*EXERCISE GOAL*. Drop the images; return everything else in the listing below exactly.
============
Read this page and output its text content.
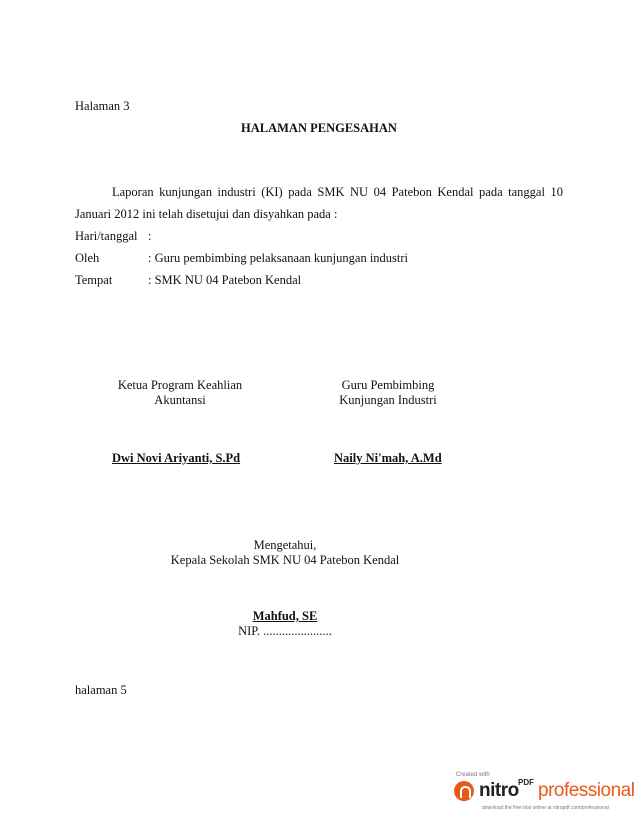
Halaman 3
HALAMAN PENGESAHAN
Laporan kunjungan industri (KI) pada SMK NU 04 Patebon Kendal pada tanggal 10
Januari 2012 ini telah disetujui dan disyahkan pada :
Hari/tanggal :
Oleh	: Guru pembimbing pelaksanaan kunjungan industri
Tempat	: SMK NU 04 Patebon Kendal
Ketua Program Keahlian
Akuntansi
Dwi Novi Ariyanti, S.Pd
Guru Pembimbing
Kunjungan Industri
Naily Ni'mah, A.Md
Mengetahui,
Kepala Sekolah SMK NU 04 Patebon Kendal
Mahfud, SE
NIP. ......................
halaman 5
Created with
nitro PDF professional
download the free trial online at nitropdf.com/professional
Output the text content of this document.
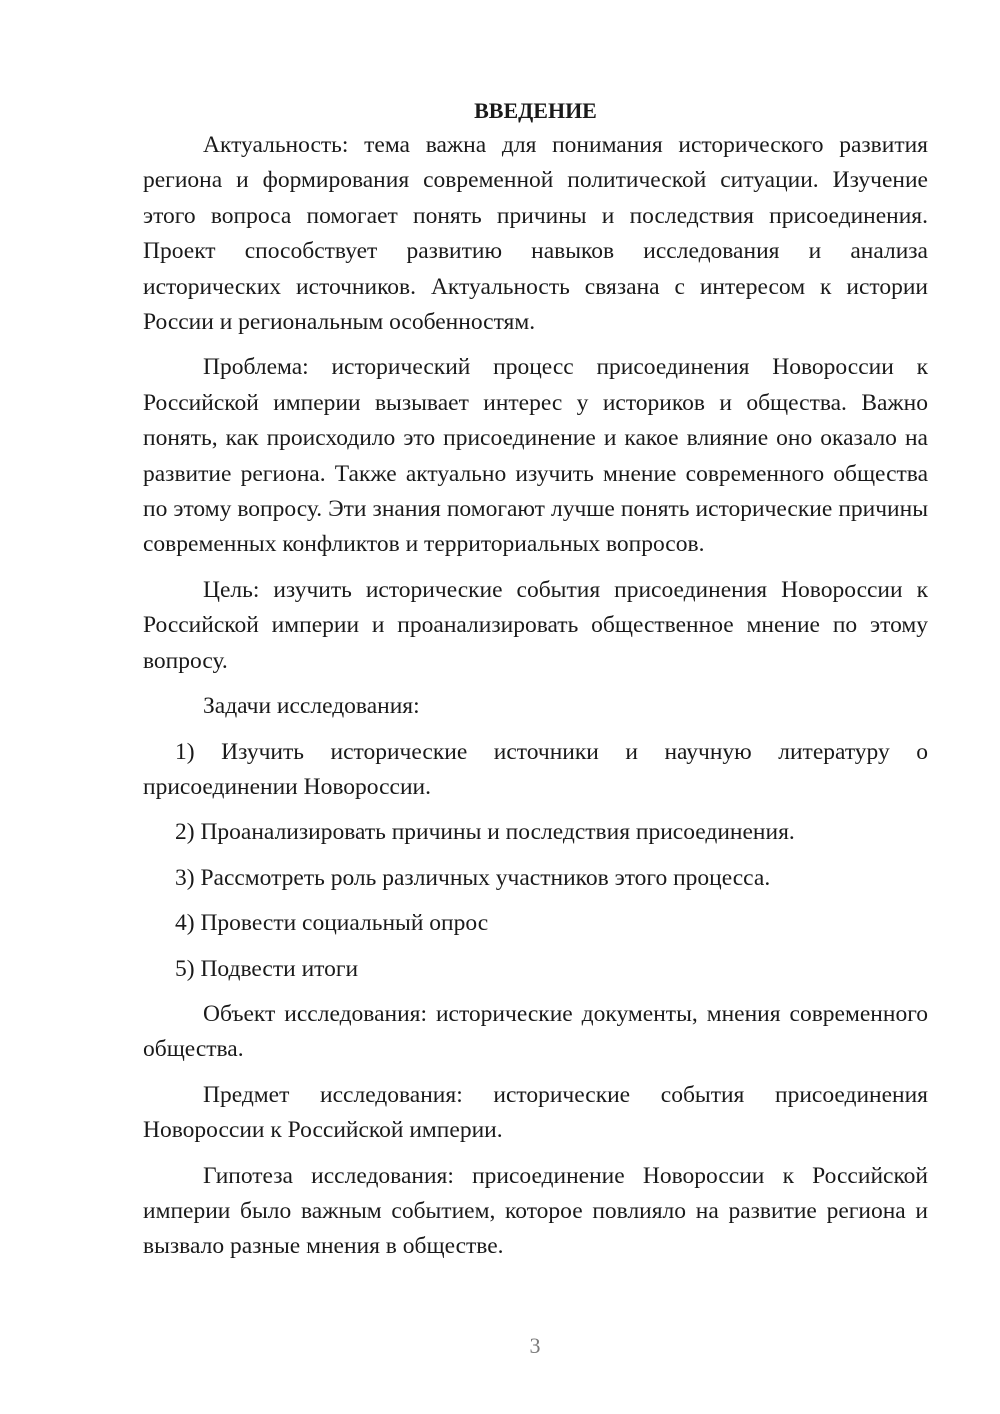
ВВЕДЕНИЕ

Актуальность: тема важна для понимания исторического развития региона и формирования современной политической ситуации. Изучение этого вопроса помогает понять причины и последствия присоединения. Проект способствует развитию навыков исследования и анализа исторических источников. Актуальность связана с интересом к истории России и региональным особенностям.

Проблема: исторический процесс присоединения Новороссии к Российской империи вызывает интерес у историков и общества. Важно понять, как происходило это присоединение и какое влияние оно оказало на развитие региона. Также актуально изучить мнение современного общества по этому вопросу. Эти знания помогают лучше понять исторические причины современных конфликтов и территориальных вопросов.

Цель: изучить исторические события присоединения Новороссии к Российской империи и проанализировать общественное мнение по этому вопросу.

Задачи исследования:

1) Изучить исторические источники и научную литературу о присоединении Новороссии.

2) Проанализировать причины и последствия присоединения.

3) Рассмотреть роль различных участников этого процесса.

4) Провести социальный опрос

5) Подвести итоги

Объект исследования: исторические документы, мнения современного общества.

Предмет исследования: исторические события присоединения Новороссии к Российской империи.

Гипотеза исследования: присоединение Новороссии к Российской империи было важным событием, которое повлияло на развитие региона и вызвало разные мнения в обществе.

3
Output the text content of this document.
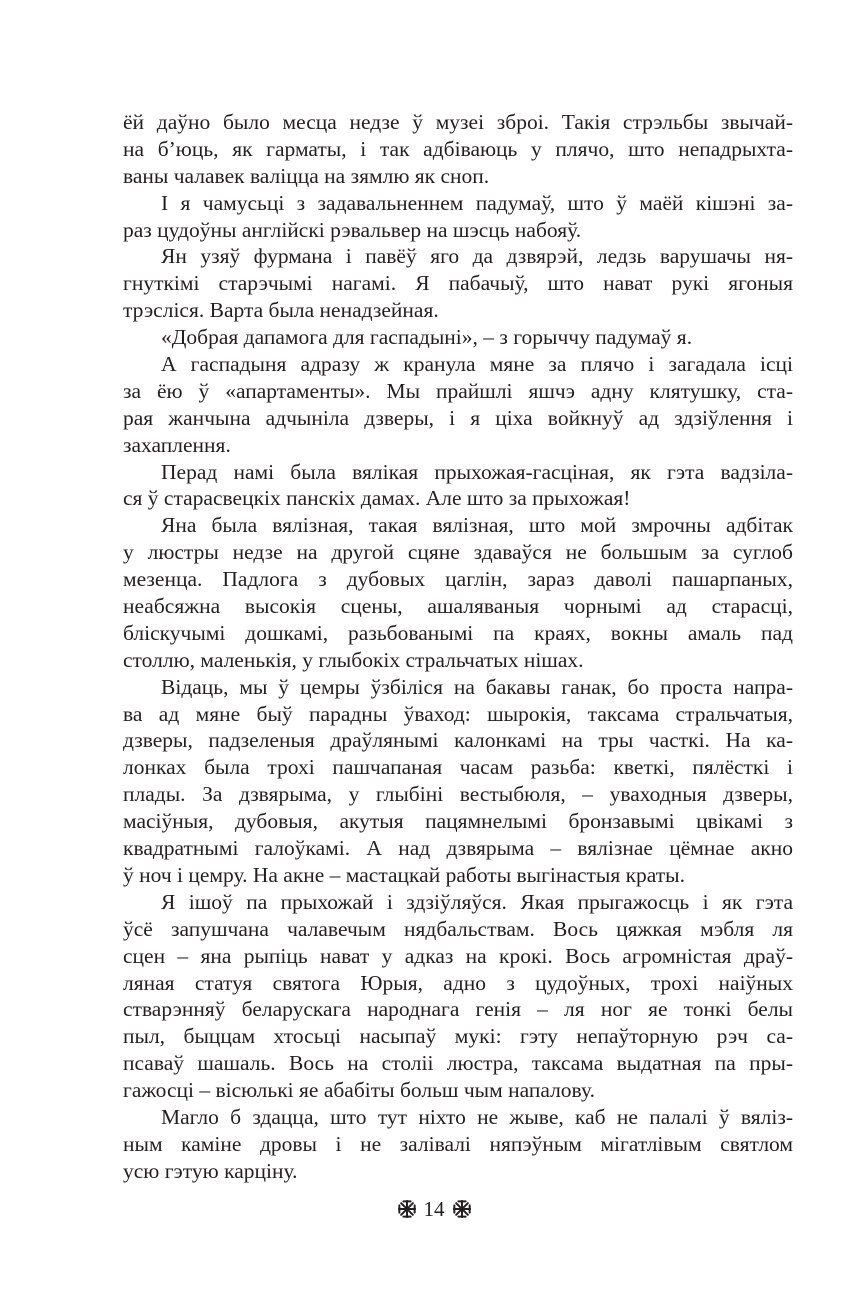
ёй даўно было месца недзе ў музеі зброі. Такія стрэльбы звычай-
на б’юць, як гарматы, і так адбіваюць у плячо, што непадрыхта-
ваны чалавек валіцца на зямлю як сноп.
І я чамусьці з задавальненнем падумаў, што ў маёй кішэні за-
раз цудоўны англійскі рэвальвер на шэсць набояў.
Ян узяў фурмана і павёў яго да дзвярэй, ледзь варушачы ня-
гнуткімі старэчымі нагамі. Я пабачыў, што нават рукі ягоныя
трэсліся. Варта была ненадзейная.
«Добрая дапамога для гаспадыні», – з горыччу падумаў я.
А гаспадыня адразу ж кранула мяне за плячо і загадала ісці
за ёю ў «апартаменты». Мы прайшлі яшчэ адну клятушку, ста-
рая жанчына адчыніла дзверы, і я ціха войкнуў ад здзіўлення і
захаплення.
Перад намі была вялікая прыхожая-гасціная, як гэта вадзіла-
ся ў старасвецкіх панскіх дамах. Але што за прыхожая!
Яна была вялізная, такая вялізная, што мой змрочны адбітак
у люстры недзе на другой сцяне здаваўся не большым за суглоб
мезенца. Падлога з дубовых цаглін, зараз даволі пашарпаных,
неабсяжна высокія сцены, ашаляваныя чорнымі ад старасці,
бліскучымі дошкамі, разьбованымі па краях, вокны амаль пад
столлю, маленькія, у глыбокіх стральчатых нішах.
Відаць, мы ў цемры ўзбіліся на бакавы ганак, бо проста напра-
ва ад мяне быў парадны ўваход: шырокія, таксама стральчатыя,
дзверы, падзеленыя драўлянымі калонкамі на тры часткі. На ка-
лонках была трохі пашчапаная часам разьба: кветкі, пялёсткі і
плады. За дзвярыма, у глыбіні вестыбюля, – уваходныя дзверы,
масіўныя, дубовыя, акутыя пацямнелымі бронзавымі цвікамі з
квадратнымі галоўкамі. А над дзвярыма – вялізнае цёмнае акно
ў ноч і цемру. На акне – мастацкай работы выгінастыя краты.
Я ішоў па прыхожай і здзіўляўся. Якая прыгажосць і як гэта
ўсё запушчана чалавечым нядбальствам. Вось цяжкая мэбля ля
сцен – яна рыпіць нават у адказ на крокі. Вось агромністая драў-
ляная статуя святога Юрыя, адно з цудоўных, трохі наіўных
стварэнняў беларускага народнага генія – ля ног яе тонкі белы
пыл, быццам хтосьці насыпаў мукі: гэту непаўторную рэч са-
псаваў шашаль. Вось на століі люстра, таксама выдатная па пры-
гажосці – вісюлькі яе абабіты больш чым напалову.
Магло б здацца, што тут ніхто не жыве, каб не палалі ў вяліз-
ным каміне дровы і не залівалі няпэўным мігатлівым святлом
усю гэтую карціну.
14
============
*RESPONSE BELOW*.
Read this page and output its text content.
Halaman 3
HALAMAN PENGESAHAN
Laporan kunjungan industri (KI) pada SMK NU 04 Patebon Kendal pada tanggal 10
Januari 2012 ini telah disetujui dan disyahkan pada :
Hari/tanggal :
Oleh	: Guru pembimbing pelaksanaan kunjungan industri
Tempat	: SMK NU 04 Patebon Kendal
Ketua Program Keahlian
Akuntansi
Dwi Novi Ariyanti, S.Pd
Guru Pembimbing
Kunjungan Industri
Naily Ni'mah, A.Md
Mengetahui,
Kepala Sekolah SMK NU 04 Patebon Kendal
Mahfud, SE
NIP. ......................
halaman 5
Created with
nitro PDF professional
download the free trial online at nitropdf.com/professional
Output the text content of this document.
ВВЕДЕНИЕ

Актуальность: тема важна для понимания исторического развития региона и формирования современной политической ситуации. Изучение этого вопроса помогает понять причины и последствия присоединения. Проект способствует развитию навыков исследования и анализа исторических источников. Актуальность связана с интересом к истории России и региональным особенностям.

Проблема: исторический процесс присоединения Новороссии к Российской империи вызывает интерес у историков и общества. Важно понять, как происходило это присоединение и какое влияние оно оказало на развитие региона. Также актуально изучить мнение современного общества по этому вопросу. Эти знания помогают лучше понять исторические причины современных конфликтов и территориальных вопросов.

Цель: изучить исторические события присоединения Новороссии к Российской империи и проанализировать общественное мнение по этому вопросу.

Задачи исследования:

1) Изучить исторические источники и научную литературу о присоединении Новороссии.

2) Проанализировать причины и последствия присоединения.

3) Рассмотреть роль различных участников этого процесса.

4) Провести социальный опрос

5) Подвести итоги

Объект исследования: исторические документы, мнения современного общества.

Предмет исследования: исторические события присоединения Новороссии к Российской империи.

Гипотеза исследования: присоединение Новороссии к Российской империи было важным событием, которое повлияло на развитие региона и вызвало разные мнения в обществе.

3
Output the text content of this document.
ёй даўно было месца недзе ў музеі зброі. Такія стрэльбы звычай-
на б’юць, як гарматы, і так адбіваюць у плячо, што непадрыхта-
ваны чалавек валіцца на зямлю як сноп.
І я чамусьці з задавальненнем падумаў, што ў маёй кішэні за-
раз цудоўны англійскі рэвальвер на шэсць набояў.
Ян узяў фурмана і павёў яго да дзвярэй, ледзь варушачы ня-
гнуткімі старэчымі нагамі. Я пабачыў, што нават рукі ягоныя
трэсліся. Варта была ненадзейная.
«Добрая дапамога для гаспадыні», – з горыччу падумаў я.
А гаспадыня адразу ж кранула мяне за плячо і загадала ісці
за ёю ў «апартаменты». Мы прайшлі яшчэ адну клятушку, ста-
рая жанчына адчыніла дзверы, і я ціха войкнуў ад здзіўлення і
захаплення.
Перад намі была вялікая прыхожая-гасціная, як гэта вадзіла-
ся ў старасвецкіх панскіх дамах. Але што за прыхожая!
Яна была вялізная, такая вялізная, што мой змрочны адбітак
у люстры недзе на другой сцяне здаваўся не большым за суглоб
мезенца. Падлога з дубовых цаглін, зараз даволі пашарпаных,
неабсяжна высокія сцены, ашаляваныя чорнымі ад старасці,
бліскучымі дошкамі, разьбованымі па краях, вокны амаль пад
столлю, маленькія, у глыбокіх стральчатых нішах.
Відаць, мы ў цемры ўзбіліся на бакавы ганак, бо проста напра-
ва ад мяне быў парадны ўваход: шырокія, таксама стральчатыя,
дзверы, падзеленыя драўлянымі калонкамі на тры часткі. На ка-
лонках была трохі пашчапаная часам разьба: кветкі, пялёсткі і
плады. За дзвярыма, у глыбіні вестыбюля, – уваходныя дзверы,
масіўныя, дубовыя, акутыя пацямнелымі бронзавымі цвікамі з
квадратнымі галоўкамі. А над дзвярыма – вялізнае цёмнае акно
ў ноч і цемру. На акне – мастацкай работы выгінастыя краты.
Я ішоў па прыхожай і здзіўляўся. Якая прыгажосць і як гэта
ўсё запушчана чалавечым нядбальствам. Вось цяжкая мэбля ля
сцен – яна рыпіць нават у адказ на крокі. Вось агромністая драў-
ляная статуя святога Юрыя, адно з цудоўных, трохі наіўных
стварэнняў беларускага народнага генія – ля ног яе тонкі белы
пыл, быццам хтосьці насыпаў мукі: гэту непаўторную рэч са-
псаваў шашаль. Вось на століі люстра, таксама выдатная па пры-
гажосці – вісюлькі яе абабіты больш чым напалову.
Магло б здацца, што тут ніхто не жыве, каб не палалі ў вяліз-
ным каміне дровы і не залівалі няпэўным мігатлівым святлом
усю гэтую карціну.
14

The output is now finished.